Supplied data:
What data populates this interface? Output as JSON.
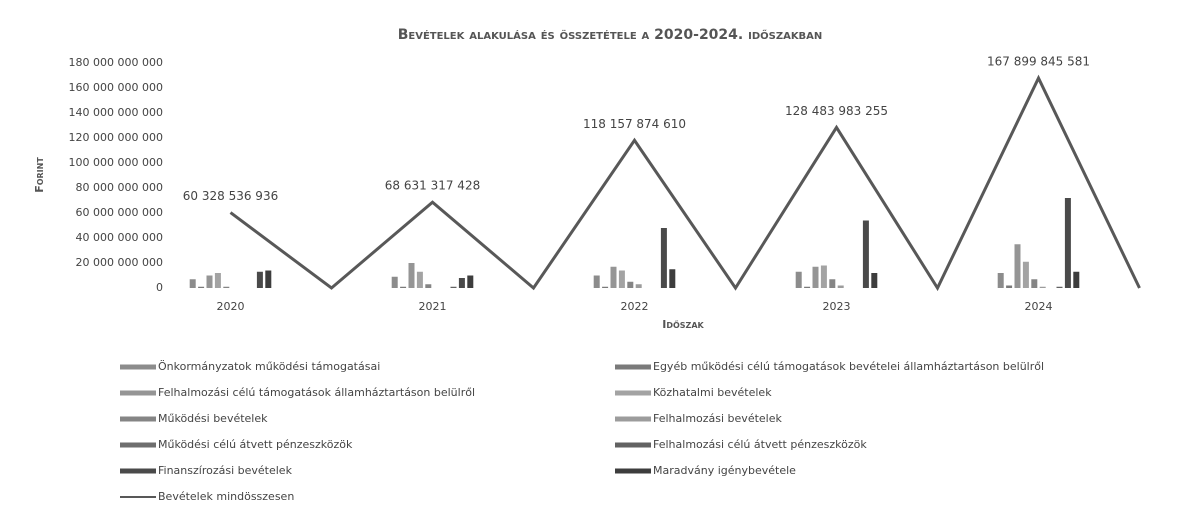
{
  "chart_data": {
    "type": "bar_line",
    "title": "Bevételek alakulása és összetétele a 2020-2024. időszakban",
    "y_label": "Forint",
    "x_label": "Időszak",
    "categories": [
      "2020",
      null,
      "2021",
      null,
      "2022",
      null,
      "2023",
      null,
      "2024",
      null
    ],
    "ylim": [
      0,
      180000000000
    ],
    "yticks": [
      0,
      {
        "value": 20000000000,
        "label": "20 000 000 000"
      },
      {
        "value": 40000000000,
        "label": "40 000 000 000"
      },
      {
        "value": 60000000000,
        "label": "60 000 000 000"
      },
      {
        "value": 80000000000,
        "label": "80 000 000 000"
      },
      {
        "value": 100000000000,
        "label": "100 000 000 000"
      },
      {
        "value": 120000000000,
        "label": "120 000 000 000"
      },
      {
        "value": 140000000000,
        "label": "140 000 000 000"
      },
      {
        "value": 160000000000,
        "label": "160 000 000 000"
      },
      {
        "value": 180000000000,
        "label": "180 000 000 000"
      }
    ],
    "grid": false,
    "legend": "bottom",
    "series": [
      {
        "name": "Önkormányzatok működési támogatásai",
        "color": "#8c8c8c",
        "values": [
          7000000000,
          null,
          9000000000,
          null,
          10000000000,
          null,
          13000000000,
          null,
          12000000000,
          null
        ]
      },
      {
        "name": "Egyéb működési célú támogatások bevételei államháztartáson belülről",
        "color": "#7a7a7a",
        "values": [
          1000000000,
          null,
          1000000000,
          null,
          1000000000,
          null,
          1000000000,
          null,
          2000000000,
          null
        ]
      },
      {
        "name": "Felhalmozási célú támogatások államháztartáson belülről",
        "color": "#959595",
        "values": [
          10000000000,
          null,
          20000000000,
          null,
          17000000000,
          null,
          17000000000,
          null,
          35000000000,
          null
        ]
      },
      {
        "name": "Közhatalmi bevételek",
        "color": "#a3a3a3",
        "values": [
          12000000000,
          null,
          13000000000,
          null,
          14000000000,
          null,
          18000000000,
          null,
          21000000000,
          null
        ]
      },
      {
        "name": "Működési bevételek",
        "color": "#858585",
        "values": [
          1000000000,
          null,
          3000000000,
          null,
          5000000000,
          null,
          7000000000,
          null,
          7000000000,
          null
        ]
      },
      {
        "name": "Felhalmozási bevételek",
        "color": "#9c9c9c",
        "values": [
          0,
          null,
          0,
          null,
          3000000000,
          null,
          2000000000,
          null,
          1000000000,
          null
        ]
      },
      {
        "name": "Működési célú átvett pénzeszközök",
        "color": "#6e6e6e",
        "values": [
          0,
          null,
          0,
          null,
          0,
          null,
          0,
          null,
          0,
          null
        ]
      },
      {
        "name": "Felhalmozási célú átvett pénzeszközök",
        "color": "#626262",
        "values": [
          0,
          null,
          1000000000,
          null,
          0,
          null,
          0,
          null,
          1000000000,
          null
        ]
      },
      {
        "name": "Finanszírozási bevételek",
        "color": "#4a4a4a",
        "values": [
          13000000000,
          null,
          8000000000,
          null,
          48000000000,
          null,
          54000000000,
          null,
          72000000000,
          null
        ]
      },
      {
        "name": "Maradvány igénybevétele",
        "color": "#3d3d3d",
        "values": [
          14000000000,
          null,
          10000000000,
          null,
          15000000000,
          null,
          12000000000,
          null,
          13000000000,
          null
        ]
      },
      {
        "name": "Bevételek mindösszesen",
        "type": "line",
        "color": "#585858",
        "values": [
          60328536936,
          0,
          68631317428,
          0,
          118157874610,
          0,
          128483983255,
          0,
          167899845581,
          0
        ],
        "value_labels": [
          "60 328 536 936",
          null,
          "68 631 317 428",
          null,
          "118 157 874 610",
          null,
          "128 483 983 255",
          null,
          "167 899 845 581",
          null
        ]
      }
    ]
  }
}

Set exercise:
Reproduce the entries above without change, omitting all pictures.

Solution to the problem:
What data populates this interface? Output as JSON.
{
  "chart_data": {
    "type": "bar_line",
    "title": "Bevételek alakulása és összetétele a 2020-2024. időszakban",
    "y_label": "Forint",
    "x_label": "Időszak",
    "categories": [
      "2020",
      null,
      "2021",
      null,
      "2022",
      null,
      "2023",
      null,
      "2024",
      null
    ],
    "ylim": [
      0,
      180000000000
    ],
    "yticks": [
      0,
      {
        "value": 20000000000,
        "label": "20 000 000 000"
      },
      {
        "value": 40000000000,
        "label": "40 000 000 000"
      },
      {
        "value": 60000000000,
        "label": "60 000 000 000"
      },
      {
        "value": 80000000000,
        "label": "80 000 000 000"
      },
      {
        "value": 100000000000,
        "label": "100 000 000 000"
      },
      {
        "value": 120000000000,
        "label": "120 000 000 000"
      },
      {
        "value": 140000000000,
        "label": "140 000 000 000"
      },
      {
        "value": 160000000000,
        "label": "160 000 000 000"
      },
      {
        "value": 180000000000,
        "label": "180 000 000 000"
      }
    ],
    "grid": false,
    "legend": "bottom",
    "series": [
      {
        "name": "Önkormányzatok működési támogatásai",
        "color": "#8c8c8c",
        "values": [
          7000000000,
          null,
          9000000000,
          null,
          10000000000,
          null,
          13000000000,
          null,
          12000000000,
          null
        ]
      },
      {
        "name": "Egyéb működési célú támogatások bevételei államháztartáson belülről",
        "color": "#7a7a7a",
        "values": [
          1000000000,
          null,
          1000000000,
          null,
          1000000000,
          null,
          1000000000,
          null,
          2000000000,
          null
        ]
      },
      {
        "name": "Felhalmozási célú támogatások államháztartáson belülről",
        "color": "#959595",
        "values": [
          10000000000,
          null,
          20000000000,
          null,
          17000000000,
          null,
          17000000000,
          null,
          35000000000,
          null
        ]
      },
      {
        "name": "Közhatalmi bevételek",
        "color": "#a3a3a3",
        "values": [
          12000000000,
          null,
          13000000000,
          null,
          14000000000,
          null,
          18000000000,
          null,
          21000000000,
          null
        ]
      },
      {
        "name": "Működési bevételek",
        "color": "#858585",
        "values": [
          1000000000,
          null,
          3000000000,
          null,
          5000000000,
          null,
          7000000000,
          null,
          7000000000,
          null
        ]
      },
      {
        "name": "Felhalmozási bevételek",
        "color": "#9c9c9c",
        "values": [
          0,
          null,
          0,
          null,
          3000000000,
          null,
          2000000000,
          null,
          1000000000,
          null
        ]
      },
      {
        "name": "Működési célú átvett pénzeszközök",
        "color": "#6e6e6e",
        "values": [
          0,
          null,
          0,
          null,
          0,
          null,
          0,
          null,
          0,
          null
        ]
      },
      {
        "name": "Felhalmozási célú átvett pénzeszközök",
        "color": "#626262",
        "values": [
          0,
          null,
          1000000000,
          null,
          0,
          null,
          0,
          null,
          1000000000,
          null
        ]
      },
      {
        "name": "Finanszírozási bevételek",
        "color": "#4a4a4a",
        "values": [
          13000000000,
          null,
          8000000000,
          null,
          48000000000,
          null,
          54000000000,
          null,
          72000000000,
          null
        ]
      },
      {
        "name": "Maradvány igénybevétele",
        "color": "#3d3d3d",
        "values": [
          14000000000,
          null,
          10000000000,
          null,
          15000000000,
          null,
          12000000000,
          null,
          13000000000,
          null
        ]
      },
      {
        "name": "Bevételek mindösszesen",
        "type": "line",
        "color": "#585858",
        "values": [
          60328536936,
          0,
          68631317428,
          0,
          118157874610,
          0,
          128483983255,
          0,
          167899845581,
          0
        ],
        "value_labels": [
          "60 328 536 936",
          null,
          "68 631 317 428",
          null,
          "118 157 874 610",
          null,
          "128 483 983 255",
          null,
          "167 899 845 581",
          null
        ]
      }
    ]
  }
}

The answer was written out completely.